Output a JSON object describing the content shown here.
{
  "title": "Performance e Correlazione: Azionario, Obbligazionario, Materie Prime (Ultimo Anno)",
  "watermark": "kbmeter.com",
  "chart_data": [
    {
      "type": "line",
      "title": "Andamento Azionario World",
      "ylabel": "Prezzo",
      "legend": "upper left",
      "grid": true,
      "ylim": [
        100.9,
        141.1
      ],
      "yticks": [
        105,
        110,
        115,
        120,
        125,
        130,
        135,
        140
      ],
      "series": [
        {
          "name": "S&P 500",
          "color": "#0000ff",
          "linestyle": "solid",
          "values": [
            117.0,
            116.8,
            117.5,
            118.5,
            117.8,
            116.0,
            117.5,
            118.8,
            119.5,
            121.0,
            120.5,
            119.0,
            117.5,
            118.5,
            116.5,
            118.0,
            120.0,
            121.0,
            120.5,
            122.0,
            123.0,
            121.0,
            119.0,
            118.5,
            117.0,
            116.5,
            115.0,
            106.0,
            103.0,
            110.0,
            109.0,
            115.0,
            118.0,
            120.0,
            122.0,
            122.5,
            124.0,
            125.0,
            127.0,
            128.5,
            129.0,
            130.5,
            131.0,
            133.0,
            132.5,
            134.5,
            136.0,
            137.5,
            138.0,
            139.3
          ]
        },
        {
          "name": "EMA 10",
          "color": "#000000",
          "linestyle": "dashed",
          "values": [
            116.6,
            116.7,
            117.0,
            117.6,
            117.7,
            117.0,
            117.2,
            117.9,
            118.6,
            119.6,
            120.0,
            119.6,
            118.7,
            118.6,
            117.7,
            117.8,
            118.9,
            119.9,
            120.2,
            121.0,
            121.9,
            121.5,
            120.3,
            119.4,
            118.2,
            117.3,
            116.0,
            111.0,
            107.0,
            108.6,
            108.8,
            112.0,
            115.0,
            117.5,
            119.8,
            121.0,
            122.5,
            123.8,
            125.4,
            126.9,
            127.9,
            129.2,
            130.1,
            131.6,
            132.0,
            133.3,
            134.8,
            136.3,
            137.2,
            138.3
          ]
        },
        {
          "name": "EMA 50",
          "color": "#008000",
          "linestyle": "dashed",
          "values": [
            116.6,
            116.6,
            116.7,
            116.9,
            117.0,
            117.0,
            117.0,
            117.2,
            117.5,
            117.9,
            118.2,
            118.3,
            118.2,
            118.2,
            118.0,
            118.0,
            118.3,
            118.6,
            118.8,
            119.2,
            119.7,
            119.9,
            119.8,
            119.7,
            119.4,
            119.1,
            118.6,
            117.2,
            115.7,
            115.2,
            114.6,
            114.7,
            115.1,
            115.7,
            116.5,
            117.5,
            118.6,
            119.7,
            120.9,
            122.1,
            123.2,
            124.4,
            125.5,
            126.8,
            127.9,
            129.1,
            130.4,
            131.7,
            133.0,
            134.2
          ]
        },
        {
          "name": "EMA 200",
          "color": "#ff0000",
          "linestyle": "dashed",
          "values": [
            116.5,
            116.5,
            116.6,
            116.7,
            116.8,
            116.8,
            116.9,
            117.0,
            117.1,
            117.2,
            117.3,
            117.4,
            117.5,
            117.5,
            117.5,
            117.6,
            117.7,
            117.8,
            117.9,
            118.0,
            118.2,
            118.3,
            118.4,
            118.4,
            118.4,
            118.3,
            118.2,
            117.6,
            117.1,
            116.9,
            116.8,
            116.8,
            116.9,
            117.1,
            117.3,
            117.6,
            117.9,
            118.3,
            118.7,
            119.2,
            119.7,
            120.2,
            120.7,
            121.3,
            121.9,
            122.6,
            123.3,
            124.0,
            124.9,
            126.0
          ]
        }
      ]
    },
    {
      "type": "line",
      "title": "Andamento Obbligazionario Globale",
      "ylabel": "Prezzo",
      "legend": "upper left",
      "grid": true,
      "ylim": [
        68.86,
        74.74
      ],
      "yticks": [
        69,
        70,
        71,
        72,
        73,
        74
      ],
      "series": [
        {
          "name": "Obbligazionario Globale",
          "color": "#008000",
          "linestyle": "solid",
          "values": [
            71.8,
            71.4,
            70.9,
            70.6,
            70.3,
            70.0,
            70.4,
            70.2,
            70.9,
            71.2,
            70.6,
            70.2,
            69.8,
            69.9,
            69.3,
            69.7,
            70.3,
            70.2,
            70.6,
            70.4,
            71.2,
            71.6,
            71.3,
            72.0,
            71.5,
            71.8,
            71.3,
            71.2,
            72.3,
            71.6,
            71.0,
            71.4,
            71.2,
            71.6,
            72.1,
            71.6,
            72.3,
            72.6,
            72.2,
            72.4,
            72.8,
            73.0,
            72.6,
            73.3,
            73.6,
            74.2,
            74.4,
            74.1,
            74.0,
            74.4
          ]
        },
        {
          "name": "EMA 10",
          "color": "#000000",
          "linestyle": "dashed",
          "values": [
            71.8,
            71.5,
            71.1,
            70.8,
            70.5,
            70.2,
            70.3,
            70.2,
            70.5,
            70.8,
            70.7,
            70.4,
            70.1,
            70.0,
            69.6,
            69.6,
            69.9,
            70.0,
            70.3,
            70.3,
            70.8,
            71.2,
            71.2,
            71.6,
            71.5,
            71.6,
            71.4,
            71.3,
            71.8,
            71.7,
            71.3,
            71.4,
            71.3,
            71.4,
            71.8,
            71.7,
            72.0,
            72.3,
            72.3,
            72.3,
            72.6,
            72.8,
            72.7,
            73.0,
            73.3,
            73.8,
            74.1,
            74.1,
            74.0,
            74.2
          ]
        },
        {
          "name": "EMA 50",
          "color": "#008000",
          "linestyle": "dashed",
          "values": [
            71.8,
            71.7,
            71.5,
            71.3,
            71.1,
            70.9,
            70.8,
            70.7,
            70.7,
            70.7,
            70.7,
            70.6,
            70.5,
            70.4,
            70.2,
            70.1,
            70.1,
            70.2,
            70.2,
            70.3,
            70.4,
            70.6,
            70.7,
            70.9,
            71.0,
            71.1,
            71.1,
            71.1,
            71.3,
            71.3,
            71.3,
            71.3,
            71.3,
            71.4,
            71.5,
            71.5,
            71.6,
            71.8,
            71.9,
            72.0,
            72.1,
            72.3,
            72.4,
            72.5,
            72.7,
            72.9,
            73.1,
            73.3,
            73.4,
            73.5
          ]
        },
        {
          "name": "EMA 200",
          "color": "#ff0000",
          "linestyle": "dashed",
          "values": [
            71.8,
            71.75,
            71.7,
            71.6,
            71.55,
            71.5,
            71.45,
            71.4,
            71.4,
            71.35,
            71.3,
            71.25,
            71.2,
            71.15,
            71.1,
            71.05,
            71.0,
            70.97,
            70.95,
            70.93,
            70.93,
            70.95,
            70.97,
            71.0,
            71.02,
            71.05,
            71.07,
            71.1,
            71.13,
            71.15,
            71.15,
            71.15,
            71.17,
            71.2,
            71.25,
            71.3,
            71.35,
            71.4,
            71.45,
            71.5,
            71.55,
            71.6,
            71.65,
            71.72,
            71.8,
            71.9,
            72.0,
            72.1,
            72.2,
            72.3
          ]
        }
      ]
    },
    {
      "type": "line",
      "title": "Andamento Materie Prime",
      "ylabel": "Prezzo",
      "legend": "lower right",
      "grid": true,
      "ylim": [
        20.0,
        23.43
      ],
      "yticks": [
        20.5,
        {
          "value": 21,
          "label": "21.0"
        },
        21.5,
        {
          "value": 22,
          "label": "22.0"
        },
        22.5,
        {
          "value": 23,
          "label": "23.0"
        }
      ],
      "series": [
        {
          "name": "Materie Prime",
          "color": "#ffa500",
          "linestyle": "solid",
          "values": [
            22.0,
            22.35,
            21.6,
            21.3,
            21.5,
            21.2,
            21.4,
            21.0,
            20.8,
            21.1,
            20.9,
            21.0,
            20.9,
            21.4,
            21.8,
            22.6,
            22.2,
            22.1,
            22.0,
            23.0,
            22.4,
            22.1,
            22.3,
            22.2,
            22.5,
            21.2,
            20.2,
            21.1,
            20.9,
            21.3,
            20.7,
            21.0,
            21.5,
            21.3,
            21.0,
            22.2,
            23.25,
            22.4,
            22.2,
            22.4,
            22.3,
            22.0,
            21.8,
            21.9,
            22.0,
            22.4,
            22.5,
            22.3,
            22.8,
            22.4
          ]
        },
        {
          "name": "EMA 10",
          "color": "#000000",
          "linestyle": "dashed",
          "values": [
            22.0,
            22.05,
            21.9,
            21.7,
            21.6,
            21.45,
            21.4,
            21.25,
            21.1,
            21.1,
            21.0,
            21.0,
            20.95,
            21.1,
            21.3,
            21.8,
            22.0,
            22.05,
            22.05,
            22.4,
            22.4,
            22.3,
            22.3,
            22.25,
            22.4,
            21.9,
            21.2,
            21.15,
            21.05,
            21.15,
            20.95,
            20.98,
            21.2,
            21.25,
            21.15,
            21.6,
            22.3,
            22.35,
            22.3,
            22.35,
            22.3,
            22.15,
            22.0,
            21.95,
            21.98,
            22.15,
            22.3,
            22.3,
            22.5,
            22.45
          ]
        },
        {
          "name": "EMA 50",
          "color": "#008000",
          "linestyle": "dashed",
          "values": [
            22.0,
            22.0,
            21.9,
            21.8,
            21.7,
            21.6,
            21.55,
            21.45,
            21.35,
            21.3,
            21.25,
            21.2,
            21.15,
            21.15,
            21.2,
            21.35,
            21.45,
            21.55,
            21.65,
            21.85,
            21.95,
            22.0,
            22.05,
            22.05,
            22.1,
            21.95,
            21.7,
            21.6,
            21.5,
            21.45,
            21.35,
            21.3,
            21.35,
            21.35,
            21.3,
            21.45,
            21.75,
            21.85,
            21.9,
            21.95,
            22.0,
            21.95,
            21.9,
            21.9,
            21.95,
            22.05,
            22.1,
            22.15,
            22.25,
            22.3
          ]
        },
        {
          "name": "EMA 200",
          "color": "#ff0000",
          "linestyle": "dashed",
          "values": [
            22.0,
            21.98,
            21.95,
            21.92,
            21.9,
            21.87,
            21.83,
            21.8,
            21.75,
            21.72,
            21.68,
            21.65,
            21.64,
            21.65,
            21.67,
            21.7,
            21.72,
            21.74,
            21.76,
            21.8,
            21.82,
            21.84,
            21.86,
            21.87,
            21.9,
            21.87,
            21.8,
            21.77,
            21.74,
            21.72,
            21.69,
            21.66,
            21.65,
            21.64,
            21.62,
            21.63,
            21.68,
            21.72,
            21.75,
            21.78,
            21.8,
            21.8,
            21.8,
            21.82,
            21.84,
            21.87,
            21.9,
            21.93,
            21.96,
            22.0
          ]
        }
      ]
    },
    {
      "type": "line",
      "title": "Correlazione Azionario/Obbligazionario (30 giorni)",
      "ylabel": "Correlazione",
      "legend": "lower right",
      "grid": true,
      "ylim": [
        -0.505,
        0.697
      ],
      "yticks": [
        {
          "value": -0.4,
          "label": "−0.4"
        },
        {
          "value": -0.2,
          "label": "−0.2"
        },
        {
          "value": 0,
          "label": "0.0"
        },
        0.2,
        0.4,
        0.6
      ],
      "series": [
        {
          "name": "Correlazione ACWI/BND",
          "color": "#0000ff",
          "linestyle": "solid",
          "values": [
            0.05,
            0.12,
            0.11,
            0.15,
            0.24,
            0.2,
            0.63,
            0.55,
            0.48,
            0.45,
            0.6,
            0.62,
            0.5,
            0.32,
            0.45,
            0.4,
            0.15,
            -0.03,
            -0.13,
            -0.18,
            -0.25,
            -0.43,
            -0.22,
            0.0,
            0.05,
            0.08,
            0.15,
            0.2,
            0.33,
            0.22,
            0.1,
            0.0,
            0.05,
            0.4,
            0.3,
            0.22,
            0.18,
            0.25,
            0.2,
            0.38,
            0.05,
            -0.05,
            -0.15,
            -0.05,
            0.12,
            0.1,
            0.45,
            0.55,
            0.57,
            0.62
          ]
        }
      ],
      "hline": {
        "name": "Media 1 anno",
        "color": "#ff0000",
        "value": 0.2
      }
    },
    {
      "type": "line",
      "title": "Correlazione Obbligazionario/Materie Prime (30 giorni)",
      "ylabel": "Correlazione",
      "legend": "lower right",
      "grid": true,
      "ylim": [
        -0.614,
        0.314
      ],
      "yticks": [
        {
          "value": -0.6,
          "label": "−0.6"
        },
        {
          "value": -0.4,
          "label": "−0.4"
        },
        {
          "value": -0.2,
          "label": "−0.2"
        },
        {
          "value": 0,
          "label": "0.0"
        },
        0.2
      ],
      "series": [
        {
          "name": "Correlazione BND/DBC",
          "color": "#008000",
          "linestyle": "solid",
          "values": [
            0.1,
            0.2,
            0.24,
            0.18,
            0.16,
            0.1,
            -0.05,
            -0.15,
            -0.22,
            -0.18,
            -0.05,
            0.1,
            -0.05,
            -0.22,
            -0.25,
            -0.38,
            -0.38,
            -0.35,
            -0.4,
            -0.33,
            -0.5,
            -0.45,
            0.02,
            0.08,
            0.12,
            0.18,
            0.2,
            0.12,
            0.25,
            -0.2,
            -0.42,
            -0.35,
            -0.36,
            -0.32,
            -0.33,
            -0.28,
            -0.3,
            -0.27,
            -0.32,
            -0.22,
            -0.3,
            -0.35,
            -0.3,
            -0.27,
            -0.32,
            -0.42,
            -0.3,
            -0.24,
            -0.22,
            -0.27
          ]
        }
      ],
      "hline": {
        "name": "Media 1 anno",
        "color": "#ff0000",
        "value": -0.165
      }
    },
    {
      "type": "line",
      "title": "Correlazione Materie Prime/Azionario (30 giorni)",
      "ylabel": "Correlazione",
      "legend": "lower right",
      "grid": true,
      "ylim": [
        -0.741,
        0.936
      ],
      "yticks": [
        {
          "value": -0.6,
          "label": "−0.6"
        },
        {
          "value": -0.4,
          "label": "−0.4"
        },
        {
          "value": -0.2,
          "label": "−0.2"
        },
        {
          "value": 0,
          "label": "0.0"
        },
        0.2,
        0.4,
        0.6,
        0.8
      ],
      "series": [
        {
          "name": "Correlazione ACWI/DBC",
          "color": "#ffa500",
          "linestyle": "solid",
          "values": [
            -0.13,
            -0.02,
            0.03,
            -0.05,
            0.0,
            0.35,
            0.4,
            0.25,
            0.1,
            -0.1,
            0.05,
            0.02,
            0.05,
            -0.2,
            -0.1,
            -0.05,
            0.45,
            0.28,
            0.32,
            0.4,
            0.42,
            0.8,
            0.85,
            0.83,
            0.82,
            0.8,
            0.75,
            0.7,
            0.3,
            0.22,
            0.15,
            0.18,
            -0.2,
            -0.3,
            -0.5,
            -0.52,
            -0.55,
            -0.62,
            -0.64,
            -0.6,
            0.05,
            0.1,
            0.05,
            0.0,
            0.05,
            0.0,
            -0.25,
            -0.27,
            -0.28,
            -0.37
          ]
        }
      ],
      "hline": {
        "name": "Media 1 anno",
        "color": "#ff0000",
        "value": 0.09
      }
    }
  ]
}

++++++

### Goal:
Report the count of lines in the entries that contain the string "Prime", and nothing besides it.

### The completed task:
5